Set exercise:
Show all lines that include the string "Blake"; copy each one.

** Begin Records supplied **

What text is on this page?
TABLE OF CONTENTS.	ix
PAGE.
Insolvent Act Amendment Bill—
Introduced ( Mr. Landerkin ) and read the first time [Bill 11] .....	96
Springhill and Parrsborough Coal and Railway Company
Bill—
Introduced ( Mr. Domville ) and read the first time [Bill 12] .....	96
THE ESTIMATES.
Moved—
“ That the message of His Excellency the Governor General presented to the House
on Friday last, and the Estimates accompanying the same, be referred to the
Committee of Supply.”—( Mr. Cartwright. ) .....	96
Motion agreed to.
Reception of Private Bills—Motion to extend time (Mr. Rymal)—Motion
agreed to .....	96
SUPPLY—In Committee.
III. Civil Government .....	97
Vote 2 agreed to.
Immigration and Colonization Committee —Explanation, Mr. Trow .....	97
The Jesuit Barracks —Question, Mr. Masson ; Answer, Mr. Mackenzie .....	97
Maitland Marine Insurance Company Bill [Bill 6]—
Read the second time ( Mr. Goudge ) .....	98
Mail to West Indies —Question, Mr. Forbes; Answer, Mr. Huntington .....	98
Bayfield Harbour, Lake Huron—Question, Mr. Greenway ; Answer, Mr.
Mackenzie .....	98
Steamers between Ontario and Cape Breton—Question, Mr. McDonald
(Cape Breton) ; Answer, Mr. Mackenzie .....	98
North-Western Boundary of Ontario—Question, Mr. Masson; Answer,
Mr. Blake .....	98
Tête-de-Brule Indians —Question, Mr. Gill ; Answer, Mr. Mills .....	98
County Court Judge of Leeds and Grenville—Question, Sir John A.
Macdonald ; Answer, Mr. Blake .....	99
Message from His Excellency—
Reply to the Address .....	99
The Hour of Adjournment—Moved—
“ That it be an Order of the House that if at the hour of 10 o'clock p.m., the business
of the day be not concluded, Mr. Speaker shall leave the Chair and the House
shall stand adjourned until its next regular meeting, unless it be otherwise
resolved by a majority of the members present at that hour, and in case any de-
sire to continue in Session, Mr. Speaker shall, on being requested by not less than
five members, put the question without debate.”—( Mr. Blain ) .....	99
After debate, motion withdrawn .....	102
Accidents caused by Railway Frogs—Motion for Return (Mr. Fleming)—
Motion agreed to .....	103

** End Records supplied **

Result for this exercise:
Mr. Blake .....	98
Macdonald ; Answer, Mr. Blake .....	99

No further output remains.